What you need to do
Give back a single number, the count of lines containing the word "calibrate".

Dataset excerpts
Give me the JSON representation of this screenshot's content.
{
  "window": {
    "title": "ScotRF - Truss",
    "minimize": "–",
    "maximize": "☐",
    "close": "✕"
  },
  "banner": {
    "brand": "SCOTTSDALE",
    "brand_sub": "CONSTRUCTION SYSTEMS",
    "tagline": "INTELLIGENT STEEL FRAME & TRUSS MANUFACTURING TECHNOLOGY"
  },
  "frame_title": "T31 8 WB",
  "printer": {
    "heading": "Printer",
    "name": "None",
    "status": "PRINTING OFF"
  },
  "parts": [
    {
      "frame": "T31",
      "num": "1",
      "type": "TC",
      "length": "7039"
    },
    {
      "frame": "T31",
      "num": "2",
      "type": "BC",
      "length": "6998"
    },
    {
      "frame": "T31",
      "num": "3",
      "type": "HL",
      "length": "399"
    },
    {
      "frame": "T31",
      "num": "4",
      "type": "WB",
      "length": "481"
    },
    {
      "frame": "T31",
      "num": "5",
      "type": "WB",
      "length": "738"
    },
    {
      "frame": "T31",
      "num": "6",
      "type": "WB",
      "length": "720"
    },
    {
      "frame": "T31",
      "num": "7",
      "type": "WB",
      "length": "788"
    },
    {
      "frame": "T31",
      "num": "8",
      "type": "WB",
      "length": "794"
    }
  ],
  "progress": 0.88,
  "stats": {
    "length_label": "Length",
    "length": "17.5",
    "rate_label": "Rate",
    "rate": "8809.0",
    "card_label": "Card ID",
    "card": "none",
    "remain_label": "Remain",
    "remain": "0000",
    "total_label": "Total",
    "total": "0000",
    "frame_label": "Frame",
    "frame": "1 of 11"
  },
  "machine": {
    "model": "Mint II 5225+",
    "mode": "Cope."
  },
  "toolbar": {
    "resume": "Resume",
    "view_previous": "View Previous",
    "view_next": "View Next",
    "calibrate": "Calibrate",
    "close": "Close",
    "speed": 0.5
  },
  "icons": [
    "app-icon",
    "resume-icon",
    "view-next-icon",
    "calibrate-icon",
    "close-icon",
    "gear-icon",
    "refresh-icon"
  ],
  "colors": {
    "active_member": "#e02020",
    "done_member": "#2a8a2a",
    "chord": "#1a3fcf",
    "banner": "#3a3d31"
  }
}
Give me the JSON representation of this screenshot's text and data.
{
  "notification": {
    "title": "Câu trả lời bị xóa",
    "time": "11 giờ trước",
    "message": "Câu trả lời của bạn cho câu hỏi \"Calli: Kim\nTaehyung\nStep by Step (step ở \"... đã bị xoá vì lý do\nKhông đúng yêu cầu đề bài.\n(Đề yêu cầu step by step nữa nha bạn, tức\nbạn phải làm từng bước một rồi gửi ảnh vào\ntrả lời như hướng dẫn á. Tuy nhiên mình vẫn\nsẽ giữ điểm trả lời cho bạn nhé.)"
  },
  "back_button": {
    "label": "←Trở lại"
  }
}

Task solution
2